● **EXERCISE**
Only the lines holding the string "感时花溅泪" are needed. Copy each one.
>>>
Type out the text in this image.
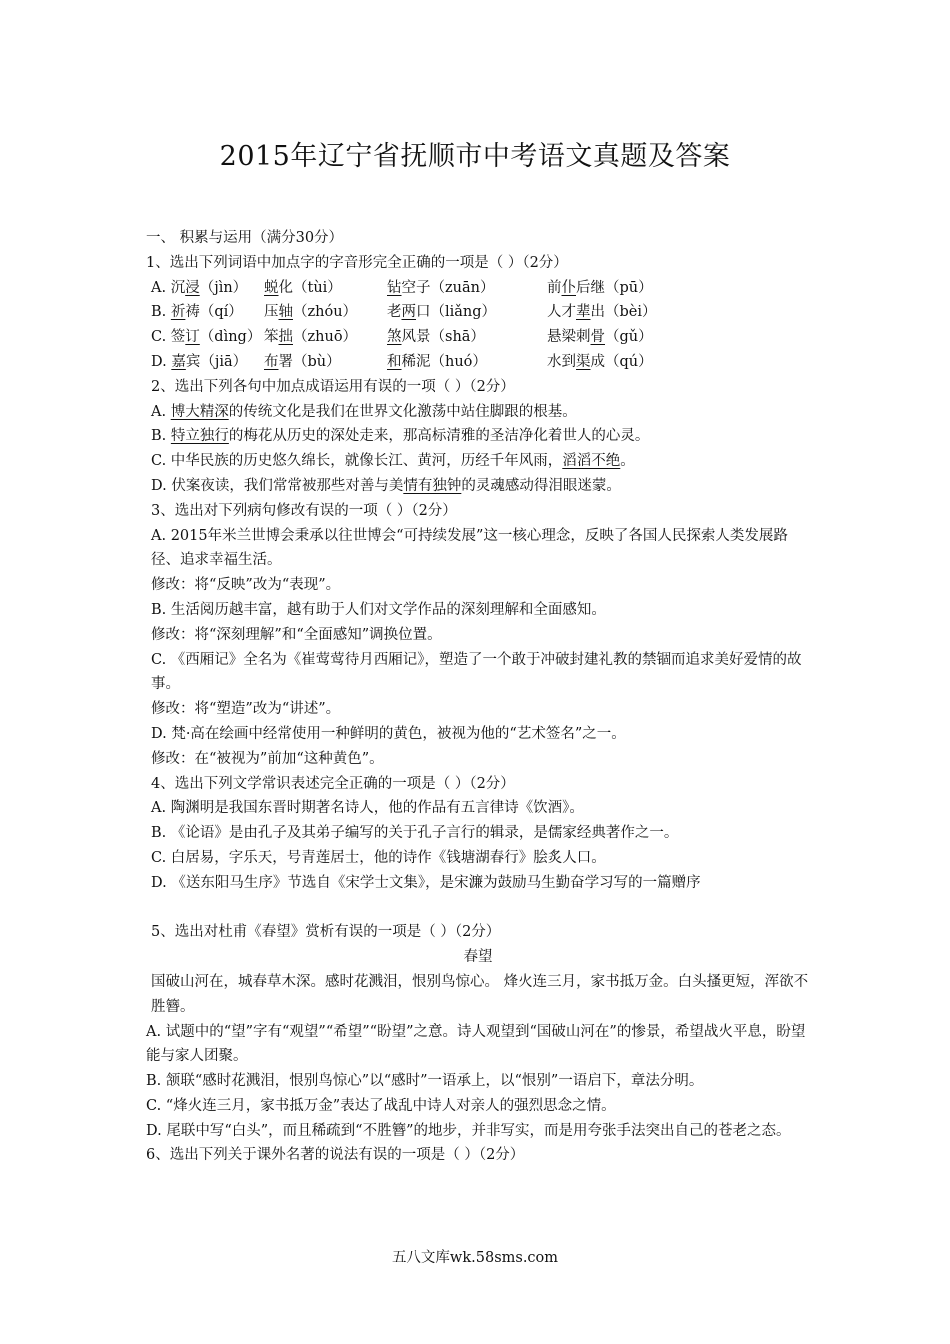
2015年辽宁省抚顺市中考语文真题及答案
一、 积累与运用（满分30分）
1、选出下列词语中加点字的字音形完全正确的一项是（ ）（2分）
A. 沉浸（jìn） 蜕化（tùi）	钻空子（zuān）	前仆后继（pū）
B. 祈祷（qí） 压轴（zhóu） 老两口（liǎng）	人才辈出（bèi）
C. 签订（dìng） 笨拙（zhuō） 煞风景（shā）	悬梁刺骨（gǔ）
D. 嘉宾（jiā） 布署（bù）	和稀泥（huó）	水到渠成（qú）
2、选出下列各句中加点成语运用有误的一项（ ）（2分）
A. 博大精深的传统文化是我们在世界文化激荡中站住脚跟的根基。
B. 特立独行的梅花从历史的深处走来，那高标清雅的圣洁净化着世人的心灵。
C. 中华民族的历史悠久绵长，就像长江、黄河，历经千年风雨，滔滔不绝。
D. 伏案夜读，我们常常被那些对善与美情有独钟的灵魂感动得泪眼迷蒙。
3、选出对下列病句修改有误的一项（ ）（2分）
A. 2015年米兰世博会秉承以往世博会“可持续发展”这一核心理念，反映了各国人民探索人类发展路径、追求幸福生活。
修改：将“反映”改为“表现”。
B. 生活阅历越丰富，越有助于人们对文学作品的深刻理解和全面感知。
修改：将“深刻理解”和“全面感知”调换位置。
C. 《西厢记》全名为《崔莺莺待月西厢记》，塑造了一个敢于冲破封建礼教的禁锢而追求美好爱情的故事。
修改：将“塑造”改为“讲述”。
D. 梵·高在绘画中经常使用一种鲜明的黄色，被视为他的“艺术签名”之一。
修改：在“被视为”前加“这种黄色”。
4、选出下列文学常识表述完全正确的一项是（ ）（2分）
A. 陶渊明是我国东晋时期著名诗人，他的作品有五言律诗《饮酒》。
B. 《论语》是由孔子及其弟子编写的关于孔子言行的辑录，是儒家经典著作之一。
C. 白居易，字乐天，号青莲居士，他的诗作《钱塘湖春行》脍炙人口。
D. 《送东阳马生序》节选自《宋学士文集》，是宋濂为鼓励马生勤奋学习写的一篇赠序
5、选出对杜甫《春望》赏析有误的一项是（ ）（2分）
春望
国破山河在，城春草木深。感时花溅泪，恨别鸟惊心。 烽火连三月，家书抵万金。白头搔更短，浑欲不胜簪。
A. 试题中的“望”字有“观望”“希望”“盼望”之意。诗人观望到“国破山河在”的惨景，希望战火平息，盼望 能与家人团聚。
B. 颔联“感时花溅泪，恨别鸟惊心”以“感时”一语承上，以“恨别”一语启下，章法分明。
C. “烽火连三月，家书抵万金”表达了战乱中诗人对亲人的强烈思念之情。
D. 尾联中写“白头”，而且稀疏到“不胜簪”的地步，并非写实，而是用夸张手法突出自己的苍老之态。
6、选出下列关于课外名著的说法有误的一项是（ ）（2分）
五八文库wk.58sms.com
<<<
>>>
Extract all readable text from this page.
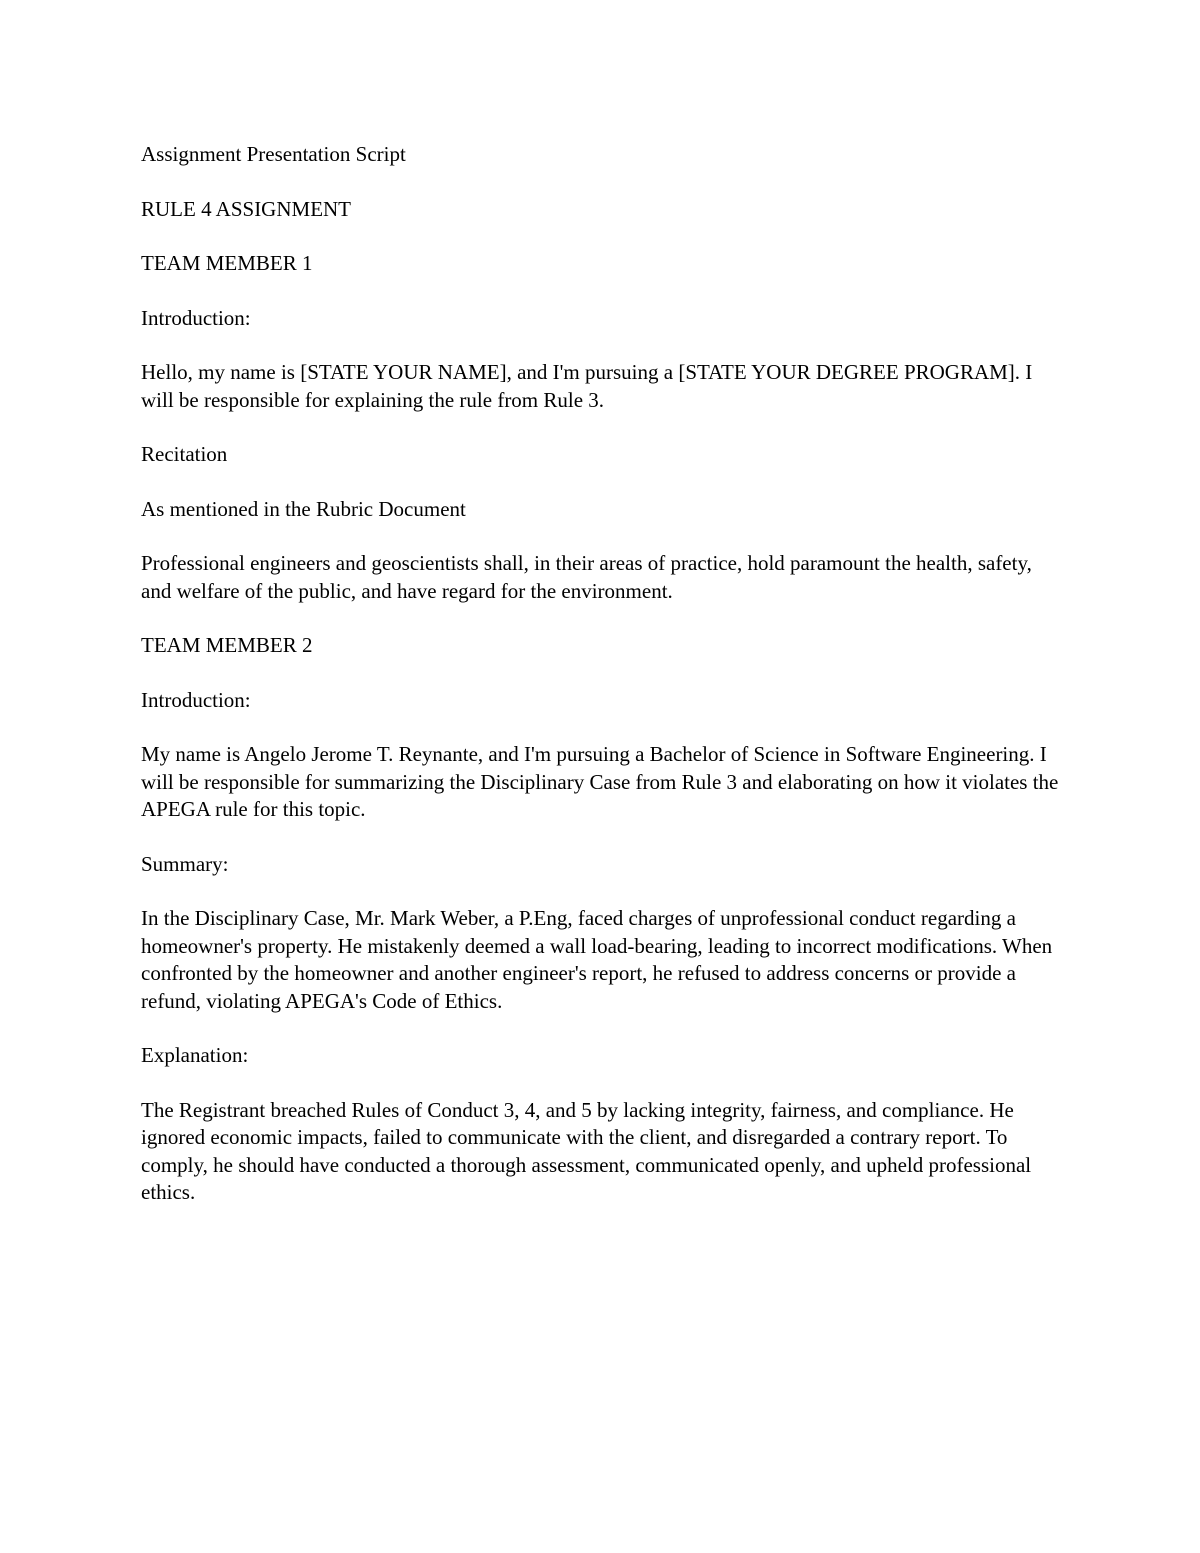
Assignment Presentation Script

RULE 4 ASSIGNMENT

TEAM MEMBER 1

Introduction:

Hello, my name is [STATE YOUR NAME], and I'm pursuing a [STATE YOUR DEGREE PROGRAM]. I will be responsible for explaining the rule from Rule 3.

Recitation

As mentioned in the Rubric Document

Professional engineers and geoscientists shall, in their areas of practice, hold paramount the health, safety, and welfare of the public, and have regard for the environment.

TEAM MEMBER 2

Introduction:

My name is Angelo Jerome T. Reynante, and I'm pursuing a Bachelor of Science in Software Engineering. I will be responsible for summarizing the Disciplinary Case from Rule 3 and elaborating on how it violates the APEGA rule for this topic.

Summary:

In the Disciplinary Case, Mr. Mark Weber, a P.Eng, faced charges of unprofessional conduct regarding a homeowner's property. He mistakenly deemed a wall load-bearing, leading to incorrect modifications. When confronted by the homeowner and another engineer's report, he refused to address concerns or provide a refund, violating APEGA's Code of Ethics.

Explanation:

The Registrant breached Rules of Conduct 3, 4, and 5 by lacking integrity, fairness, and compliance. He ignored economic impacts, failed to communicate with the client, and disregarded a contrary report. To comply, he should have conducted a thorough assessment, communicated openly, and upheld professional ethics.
<<<
● **REPLY**
国破山河在，城春草木深。感时花溅泪，恨别鸟惊心。 烽火连三月，家书抵万金。白头搔更短，浑欲不胜簪。
B. 颔联“感时花溅泪，恨别鸟惊心”以“感时”一语承上，以“恨别”一语启下，章法分明。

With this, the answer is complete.